**TASK OBJECTIVE:** Output all lines exactly, with nothing added or dropped.

######

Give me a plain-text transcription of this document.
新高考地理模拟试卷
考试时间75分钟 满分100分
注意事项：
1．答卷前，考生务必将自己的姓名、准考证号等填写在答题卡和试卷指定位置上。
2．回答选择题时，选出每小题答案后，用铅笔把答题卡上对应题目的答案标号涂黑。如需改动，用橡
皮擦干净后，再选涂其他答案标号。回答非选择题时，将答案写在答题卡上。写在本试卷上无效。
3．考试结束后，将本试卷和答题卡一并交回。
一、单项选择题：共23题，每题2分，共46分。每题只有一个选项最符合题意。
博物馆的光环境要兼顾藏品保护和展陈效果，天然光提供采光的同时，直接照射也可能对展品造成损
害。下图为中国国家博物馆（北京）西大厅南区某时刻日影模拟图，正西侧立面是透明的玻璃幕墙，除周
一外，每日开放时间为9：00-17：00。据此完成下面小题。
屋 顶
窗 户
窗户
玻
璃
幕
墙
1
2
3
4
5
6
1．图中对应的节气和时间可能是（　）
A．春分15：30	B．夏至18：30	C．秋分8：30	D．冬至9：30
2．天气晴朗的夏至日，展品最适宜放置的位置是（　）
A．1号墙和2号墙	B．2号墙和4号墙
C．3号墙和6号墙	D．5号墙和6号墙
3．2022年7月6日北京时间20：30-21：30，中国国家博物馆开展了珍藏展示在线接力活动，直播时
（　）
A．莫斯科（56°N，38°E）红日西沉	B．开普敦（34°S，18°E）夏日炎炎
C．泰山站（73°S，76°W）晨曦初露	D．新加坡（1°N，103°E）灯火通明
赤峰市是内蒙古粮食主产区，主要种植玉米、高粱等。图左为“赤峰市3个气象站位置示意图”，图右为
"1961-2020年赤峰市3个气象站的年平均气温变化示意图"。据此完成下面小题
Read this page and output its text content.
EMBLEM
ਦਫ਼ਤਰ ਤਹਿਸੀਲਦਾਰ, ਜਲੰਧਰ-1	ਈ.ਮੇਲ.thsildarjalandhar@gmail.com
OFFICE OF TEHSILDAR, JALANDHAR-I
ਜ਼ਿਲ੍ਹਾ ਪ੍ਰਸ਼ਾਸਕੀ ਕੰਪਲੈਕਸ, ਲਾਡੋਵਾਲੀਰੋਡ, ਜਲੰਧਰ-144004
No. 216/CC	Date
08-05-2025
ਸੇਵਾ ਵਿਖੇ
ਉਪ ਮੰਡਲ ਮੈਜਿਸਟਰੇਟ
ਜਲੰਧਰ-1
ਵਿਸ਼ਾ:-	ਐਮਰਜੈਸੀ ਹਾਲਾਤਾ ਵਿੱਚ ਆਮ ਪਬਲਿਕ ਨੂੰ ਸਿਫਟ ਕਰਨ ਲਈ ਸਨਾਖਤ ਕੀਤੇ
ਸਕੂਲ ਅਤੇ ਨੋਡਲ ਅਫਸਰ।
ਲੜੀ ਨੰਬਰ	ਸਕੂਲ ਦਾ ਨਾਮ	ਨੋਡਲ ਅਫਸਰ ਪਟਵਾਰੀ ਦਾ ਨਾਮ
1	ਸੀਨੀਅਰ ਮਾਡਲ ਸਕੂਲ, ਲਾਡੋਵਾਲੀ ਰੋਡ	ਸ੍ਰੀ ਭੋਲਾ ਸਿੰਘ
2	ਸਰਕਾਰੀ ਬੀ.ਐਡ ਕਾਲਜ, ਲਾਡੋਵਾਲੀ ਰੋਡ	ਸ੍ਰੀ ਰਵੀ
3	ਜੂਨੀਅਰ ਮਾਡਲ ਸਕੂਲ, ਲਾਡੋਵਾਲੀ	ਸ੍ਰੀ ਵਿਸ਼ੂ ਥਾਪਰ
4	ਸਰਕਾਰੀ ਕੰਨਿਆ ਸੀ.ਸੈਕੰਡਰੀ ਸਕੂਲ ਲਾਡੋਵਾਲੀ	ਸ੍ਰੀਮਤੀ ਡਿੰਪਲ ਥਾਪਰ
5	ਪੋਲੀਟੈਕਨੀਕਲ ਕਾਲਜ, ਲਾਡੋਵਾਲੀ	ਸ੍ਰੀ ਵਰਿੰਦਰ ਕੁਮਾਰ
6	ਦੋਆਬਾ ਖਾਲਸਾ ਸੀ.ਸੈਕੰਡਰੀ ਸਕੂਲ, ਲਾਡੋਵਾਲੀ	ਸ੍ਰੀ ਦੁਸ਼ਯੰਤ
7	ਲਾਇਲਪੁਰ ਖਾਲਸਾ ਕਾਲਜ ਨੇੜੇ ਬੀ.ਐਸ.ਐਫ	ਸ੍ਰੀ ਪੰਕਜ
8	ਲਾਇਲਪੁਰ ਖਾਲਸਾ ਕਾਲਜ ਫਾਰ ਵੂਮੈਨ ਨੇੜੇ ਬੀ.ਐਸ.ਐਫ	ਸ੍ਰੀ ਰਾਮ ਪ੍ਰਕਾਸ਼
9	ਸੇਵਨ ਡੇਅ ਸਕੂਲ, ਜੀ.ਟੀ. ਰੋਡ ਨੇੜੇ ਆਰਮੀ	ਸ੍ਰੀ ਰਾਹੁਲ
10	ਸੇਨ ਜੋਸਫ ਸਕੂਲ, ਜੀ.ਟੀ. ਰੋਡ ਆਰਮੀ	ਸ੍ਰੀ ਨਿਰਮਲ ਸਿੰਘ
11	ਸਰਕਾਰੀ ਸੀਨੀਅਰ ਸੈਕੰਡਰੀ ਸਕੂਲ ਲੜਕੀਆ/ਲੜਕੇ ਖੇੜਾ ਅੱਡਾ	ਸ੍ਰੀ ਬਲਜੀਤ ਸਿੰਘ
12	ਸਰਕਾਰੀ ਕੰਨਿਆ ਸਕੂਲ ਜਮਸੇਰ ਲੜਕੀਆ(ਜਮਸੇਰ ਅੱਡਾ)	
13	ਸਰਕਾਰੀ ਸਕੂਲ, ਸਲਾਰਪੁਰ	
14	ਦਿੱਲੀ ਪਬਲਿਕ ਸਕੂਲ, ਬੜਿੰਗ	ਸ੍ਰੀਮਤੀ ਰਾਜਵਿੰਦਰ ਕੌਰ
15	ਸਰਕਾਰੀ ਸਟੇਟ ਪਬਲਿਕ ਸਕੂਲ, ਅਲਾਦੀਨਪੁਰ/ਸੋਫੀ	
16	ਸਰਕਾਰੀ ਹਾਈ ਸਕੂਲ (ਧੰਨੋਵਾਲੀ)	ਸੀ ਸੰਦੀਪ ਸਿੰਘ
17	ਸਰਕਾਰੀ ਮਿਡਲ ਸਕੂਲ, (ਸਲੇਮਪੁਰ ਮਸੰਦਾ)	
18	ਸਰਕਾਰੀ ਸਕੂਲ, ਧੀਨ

######

**FINISHED EXERCISE:**
Give me a plain-text transcription of this document.
新高考地理模拟试卷
考试时间75分钟 满分100分
注意事项：
1．答卷前，考生务必将自己的姓名、准考证号等填写在答题卡和试卷指定位置上。
2．回答选择题时，选出每小题答案后，用铅笔把答题卡上对应题目的答案标号涂黑。如需改动，用橡
皮擦干净后，再选涂其他答案标号。回答非选择题时，将答案写在答题卡上。写在本试卷上无效。
3．考试结束后，将本试卷和答题卡一并交回。
一、单项选择题：共23题，每题2分，共46分。每题只有一个选项最符合题意。
博物馆的光环境要兼顾藏品保护和展陈效果，天然光提供采光的同时，直接照射也可能对展品造成损
害。下图为中国国家博物馆（北京）西大厅南区某时刻日影模拟图，正西侧立面是透明的玻璃幕墙，除周
一外，每日开放时间为9：00-17：00。据此完成下面小题。
屋 顶
窗 户
窗户
玻
璃
幕
墙
1
2
3
4
5
6
1．图中对应的节气和时间可能是（　）
A．春分15：30	B．夏至18：30	C．秋分8：30	D．冬至9：30
2．天气晴朗的夏至日，展品最适宜放置的位置是（　）
A．1号墙和2号墙	B．2号墙和4号墙
C．3号墙和6号墙	D．5号墙和6号墙
3．2022年7月6日北京时间20：30-21：30，中国国家博物馆开展了珍藏展示在线接力活动，直播时
（　）
A．莫斯科（56°N，38°E）红日西沉	B．开普敦（34°S，18°E）夏日炎炎
C．泰山站（73°S，76°W）晨曦初露	D．新加坡（1°N，103°E）灯火通明
赤峰市是内蒙古粮食主产区，主要种植玉米、高粱等。图左为“赤峰市3个气象站位置示意图”，图右为
"1961-2020年赤峰市3个气象站的年平均气温变化示意图"。据此完成下面小题
Read this page and output its text content.
EMBLEM
ਦਫ਼ਤਰ ਤਹਿਸੀਲਦਾਰ, ਜਲੰਧਰ-1	ਈ.ਮੇਲ.thsildarjalandhar@gmail.com
OFFICE OF TEHSILDAR, JALANDHAR-I
ਜ਼ਿਲ੍ਹਾ ਪ੍ਰਸ਼ਾਸਕੀ ਕੰਪਲੈਕਸ, ਲਾਡੋਵਾਲੀਰੋਡ, ਜਲੰਧਰ-144004
No. 216/CC	Date
08-05-2025
ਸੇਵਾ ਵਿਖੇ
ਉਪ ਮੰਡਲ ਮੈਜਿਸਟਰੇਟ
ਜਲੰਧਰ-1
ਵਿਸ਼ਾ:-	ਐਮਰਜੈਸੀ ਹਾਲਾਤਾ ਵਿੱਚ ਆਮ ਪਬਲਿਕ ਨੂੰ ਸਿਫਟ ਕਰਨ ਲਈ ਸਨਾਖਤ ਕੀਤੇ
ਸਕੂਲ ਅਤੇ ਨੋਡਲ ਅਫਸਰ।
ਲੜੀ ਨੰਬਰ	ਸਕੂਲ ਦਾ ਨਾਮ	ਨੋਡਲ ਅਫਸਰ ਪਟਵਾਰੀ ਦਾ ਨਾਮ
1	ਸੀਨੀਅਰ ਮਾਡਲ ਸਕੂਲ, ਲਾਡੋਵਾਲੀ ਰੋਡ	ਸ੍ਰੀ ਭੋਲਾ ਸਿੰਘ
2	ਸਰਕਾਰੀ ਬੀ.ਐਡ ਕਾਲਜ, ਲਾਡੋਵਾਲੀ ਰੋਡ	ਸ੍ਰੀ ਰਵੀ
3	ਜੂਨੀਅਰ ਮਾਡਲ ਸਕੂਲ, ਲਾਡੋਵਾਲੀ	ਸ੍ਰੀ ਵਿਸ਼ੂ ਥਾਪਰ
4	ਸਰਕਾਰੀ ਕੰਨਿਆ ਸੀ.ਸੈਕੰਡਰੀ ਸਕੂਲ ਲਾਡੋਵਾਲੀ	ਸ੍ਰੀਮਤੀ ਡਿੰਪਲ ਥਾਪਰ
5	ਪੋਲੀਟੈਕਨੀਕਲ ਕਾਲਜ, ਲਾਡੋਵਾਲੀ	ਸ੍ਰੀ ਵਰਿੰਦਰ ਕੁਮਾਰ
6	ਦੋਆਬਾ ਖਾਲਸਾ ਸੀ.ਸੈਕੰਡਰੀ ਸਕੂਲ, ਲਾਡੋਵਾਲੀ	ਸ੍ਰੀ ਦੁਸ਼ਯੰਤ
7	ਲਾਇਲਪੁਰ ਖਾਲਸਾ ਕਾਲਜ ਨੇੜੇ ਬੀ.ਐਸ.ਐਫ	ਸ੍ਰੀ ਪੰਕਜ
8	ਲਾਇਲਪੁਰ ਖਾਲਸਾ ਕਾਲਜ ਫਾਰ ਵੂਮੈਨ ਨੇੜੇ ਬੀ.ਐਸ.ਐਫ	ਸ੍ਰੀ ਰਾਮ ਪ੍ਰਕਾਸ਼
9	ਸੇਵਨ ਡੇਅ ਸਕੂਲ, ਜੀ.ਟੀ. ਰੋਡ ਨੇੜੇ ਆਰਮੀ	ਸ੍ਰੀ ਰਾਹੁਲ
10	ਸੇਨ ਜੋਸਫ ਸਕੂਲ, ਜੀ.ਟੀ. ਰੋਡ ਆਰਮੀ	ਸ੍ਰੀ ਨਿਰਮਲ ਸਿੰਘ
11	ਸਰਕਾਰੀ ਸੀਨੀਅਰ ਸੈਕੰਡਰੀ ਸਕੂਲ ਲੜਕੀਆ/ਲੜਕੇ ਖੇੜਾ ਅੱਡਾ	ਸ੍ਰੀ ਬਲਜੀਤ ਸਿੰਘ
12	ਸਰਕਾਰੀ ਕੰਨਿਆ ਸਕੂਲ ਜਮਸੇਰ ਲੜਕੀਆ(ਜਮਸੇਰ ਅੱਡਾ)	
13	ਸਰਕਾਰੀ ਸਕੂਲ, ਸਲਾਰਪੁਰ	
14	ਦਿੱਲੀ ਪਬਲਿਕ ਸਕੂਲ, ਬੜਿੰਗ	ਸ੍ਰੀਮਤੀ ਰਾਜਵਿੰਦਰ ਕੌਰ
15	ਸਰਕਾਰੀ ਸਟੇਟ ਪਬਲਿਕ ਸਕੂਲ, ਅਲਾਦੀਨਪੁਰ/ਸੋਫੀ	
16	ਸਰਕਾਰੀ ਹਾਈ ਸਕੂਲ (ਧੰਨੋਵਾਲੀ)	ਸੀ ਸੰਦੀਪ ਸਿੰਘ
17	ਸਰਕਾਰੀ ਮਿਡਲ ਸਕੂਲ, (ਸਲੇਮਪੁਰ ਮਸੰਦਾ)	
18	ਸਰਕਾਰੀ ਸਕੂਲ, ਧੀਨ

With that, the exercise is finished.